PROBLEM REQUIREMENTS:
Each line that contains the string "ylabel" counts once; report how many such lines appear in the data, as a number only.

++++ SOURCE RECORDS ++++

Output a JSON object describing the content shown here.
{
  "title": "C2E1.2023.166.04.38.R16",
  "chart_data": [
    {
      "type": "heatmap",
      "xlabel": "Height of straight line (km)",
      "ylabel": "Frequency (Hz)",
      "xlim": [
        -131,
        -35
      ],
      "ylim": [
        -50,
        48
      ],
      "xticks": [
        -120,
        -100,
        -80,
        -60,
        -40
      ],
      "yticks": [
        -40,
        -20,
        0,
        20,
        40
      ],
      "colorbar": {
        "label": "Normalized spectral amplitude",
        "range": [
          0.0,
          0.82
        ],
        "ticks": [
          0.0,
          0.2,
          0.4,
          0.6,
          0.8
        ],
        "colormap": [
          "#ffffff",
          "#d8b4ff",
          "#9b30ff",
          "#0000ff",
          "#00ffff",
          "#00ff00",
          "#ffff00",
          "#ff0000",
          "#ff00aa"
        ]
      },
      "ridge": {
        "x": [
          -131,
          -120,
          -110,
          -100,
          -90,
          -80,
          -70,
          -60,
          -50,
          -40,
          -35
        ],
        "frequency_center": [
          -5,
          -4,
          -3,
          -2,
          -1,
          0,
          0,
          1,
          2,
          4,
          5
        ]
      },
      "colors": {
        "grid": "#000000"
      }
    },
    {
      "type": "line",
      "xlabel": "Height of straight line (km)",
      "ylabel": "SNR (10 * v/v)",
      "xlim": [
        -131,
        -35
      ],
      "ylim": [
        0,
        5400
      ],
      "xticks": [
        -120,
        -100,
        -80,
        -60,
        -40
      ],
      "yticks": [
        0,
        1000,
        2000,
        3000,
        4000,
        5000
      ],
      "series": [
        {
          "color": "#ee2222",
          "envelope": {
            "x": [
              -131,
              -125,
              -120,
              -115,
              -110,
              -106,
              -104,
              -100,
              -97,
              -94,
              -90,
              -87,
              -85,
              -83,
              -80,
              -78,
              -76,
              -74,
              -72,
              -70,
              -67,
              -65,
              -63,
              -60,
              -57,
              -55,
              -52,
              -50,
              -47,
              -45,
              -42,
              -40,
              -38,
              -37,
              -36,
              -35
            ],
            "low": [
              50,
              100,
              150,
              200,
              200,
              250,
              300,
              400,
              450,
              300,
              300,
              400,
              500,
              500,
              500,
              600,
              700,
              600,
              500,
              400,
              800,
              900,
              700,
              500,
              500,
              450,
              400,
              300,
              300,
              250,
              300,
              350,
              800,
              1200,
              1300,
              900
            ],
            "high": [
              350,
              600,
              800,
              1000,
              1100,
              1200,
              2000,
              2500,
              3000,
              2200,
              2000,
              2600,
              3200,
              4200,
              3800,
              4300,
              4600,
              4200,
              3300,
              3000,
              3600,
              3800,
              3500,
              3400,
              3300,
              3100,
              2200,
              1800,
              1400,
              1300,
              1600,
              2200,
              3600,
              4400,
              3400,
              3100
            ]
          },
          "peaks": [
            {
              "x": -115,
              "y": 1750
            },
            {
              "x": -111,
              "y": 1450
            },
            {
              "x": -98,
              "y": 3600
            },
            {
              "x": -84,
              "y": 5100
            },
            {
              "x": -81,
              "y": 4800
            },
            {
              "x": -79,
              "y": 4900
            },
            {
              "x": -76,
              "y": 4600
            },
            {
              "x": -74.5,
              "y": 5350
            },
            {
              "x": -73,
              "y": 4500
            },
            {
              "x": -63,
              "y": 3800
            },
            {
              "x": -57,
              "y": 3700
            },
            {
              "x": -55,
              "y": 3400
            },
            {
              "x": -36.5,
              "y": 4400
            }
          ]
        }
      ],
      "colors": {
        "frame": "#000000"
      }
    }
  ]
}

++++

SOLUTION:
2